**WHAT THIS TASK INVOLVES:** Gather up all lines that carry the word "into".
───── RECORDS SUPPLIED
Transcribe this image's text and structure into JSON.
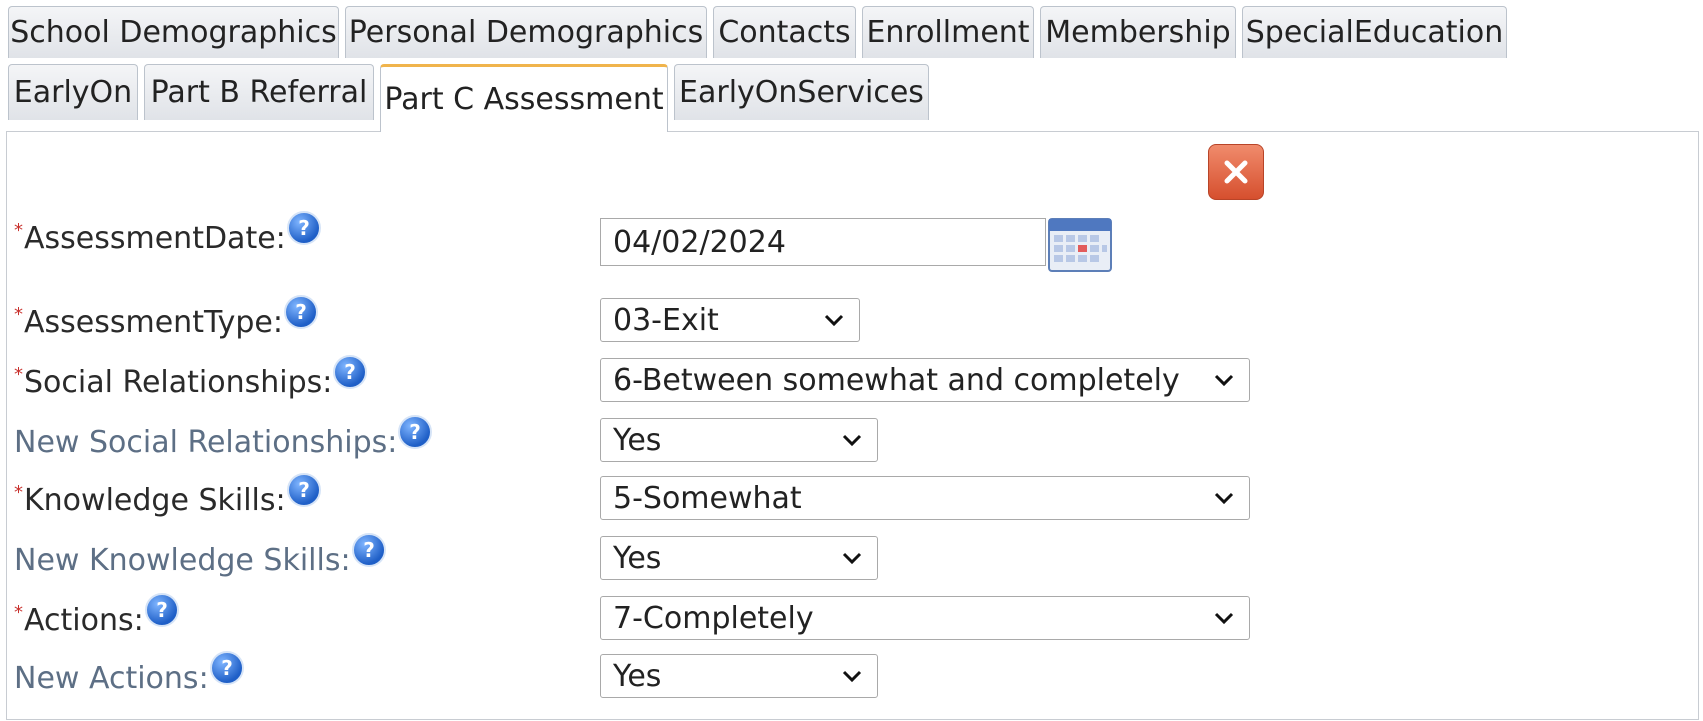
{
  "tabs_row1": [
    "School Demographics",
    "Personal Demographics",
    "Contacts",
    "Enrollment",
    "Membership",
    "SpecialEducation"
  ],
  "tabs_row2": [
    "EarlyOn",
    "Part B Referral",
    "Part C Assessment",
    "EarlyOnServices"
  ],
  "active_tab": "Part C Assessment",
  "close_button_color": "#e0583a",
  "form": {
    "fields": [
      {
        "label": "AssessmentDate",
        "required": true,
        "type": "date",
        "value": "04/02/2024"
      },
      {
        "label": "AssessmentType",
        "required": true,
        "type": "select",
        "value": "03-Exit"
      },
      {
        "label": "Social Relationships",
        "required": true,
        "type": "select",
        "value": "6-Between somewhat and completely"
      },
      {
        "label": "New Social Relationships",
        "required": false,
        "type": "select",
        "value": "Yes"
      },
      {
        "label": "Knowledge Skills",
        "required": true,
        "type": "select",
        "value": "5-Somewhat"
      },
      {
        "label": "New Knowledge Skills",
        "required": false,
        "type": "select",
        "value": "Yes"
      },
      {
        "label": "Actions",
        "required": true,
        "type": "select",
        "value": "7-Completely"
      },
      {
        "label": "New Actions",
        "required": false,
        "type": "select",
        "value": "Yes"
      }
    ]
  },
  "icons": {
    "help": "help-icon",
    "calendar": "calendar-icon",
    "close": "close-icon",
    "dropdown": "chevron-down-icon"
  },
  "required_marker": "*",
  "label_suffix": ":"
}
──────────
───── RECORDS SUPPLIED
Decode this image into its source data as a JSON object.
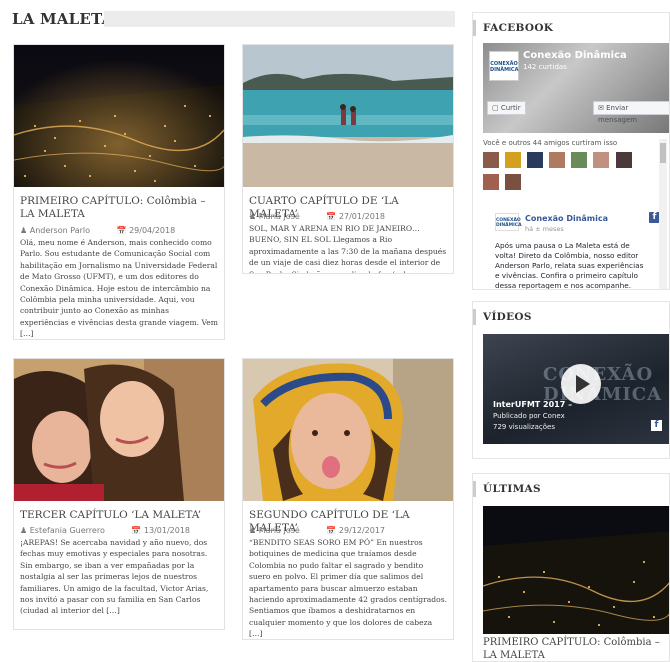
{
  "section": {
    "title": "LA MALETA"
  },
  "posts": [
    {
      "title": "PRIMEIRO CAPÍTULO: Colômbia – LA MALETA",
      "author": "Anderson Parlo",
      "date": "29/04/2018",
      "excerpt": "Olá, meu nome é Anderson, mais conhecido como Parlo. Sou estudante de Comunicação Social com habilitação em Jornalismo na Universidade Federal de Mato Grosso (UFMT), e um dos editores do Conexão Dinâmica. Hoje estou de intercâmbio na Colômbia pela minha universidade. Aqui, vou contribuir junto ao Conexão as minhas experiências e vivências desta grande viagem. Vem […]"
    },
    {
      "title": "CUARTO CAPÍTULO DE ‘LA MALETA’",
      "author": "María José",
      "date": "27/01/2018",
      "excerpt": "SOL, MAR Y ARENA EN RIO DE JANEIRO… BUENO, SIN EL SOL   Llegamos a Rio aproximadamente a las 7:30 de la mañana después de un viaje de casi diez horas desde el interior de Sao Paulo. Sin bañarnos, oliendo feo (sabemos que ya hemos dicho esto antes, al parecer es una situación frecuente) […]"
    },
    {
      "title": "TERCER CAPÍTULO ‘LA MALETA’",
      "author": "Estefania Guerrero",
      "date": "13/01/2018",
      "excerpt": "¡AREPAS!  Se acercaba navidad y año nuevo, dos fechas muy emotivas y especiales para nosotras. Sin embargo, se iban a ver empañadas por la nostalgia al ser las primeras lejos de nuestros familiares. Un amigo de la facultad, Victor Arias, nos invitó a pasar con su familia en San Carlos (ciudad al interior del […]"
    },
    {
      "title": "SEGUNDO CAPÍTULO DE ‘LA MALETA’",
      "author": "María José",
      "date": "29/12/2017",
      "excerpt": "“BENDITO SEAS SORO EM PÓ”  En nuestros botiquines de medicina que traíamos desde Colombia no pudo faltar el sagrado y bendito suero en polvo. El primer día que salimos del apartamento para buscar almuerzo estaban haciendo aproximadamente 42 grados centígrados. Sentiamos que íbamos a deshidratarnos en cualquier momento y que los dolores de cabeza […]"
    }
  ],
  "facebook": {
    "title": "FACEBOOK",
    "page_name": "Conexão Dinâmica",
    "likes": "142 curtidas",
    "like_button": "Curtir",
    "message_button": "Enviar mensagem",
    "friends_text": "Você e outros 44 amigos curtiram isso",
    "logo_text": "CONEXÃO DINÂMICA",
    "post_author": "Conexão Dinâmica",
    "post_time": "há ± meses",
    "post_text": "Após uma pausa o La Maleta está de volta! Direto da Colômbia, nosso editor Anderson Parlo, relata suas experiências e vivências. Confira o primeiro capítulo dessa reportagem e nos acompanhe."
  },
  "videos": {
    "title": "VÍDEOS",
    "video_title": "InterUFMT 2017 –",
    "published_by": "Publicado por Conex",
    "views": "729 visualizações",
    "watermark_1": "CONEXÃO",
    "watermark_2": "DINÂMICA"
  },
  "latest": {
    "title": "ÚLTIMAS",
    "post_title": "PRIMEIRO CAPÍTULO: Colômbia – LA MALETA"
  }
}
──────────
**EXERCISE OUTPUT:**
Transcribe this image's text and structure into JSON.
Decode this image into its source data as a JSON object.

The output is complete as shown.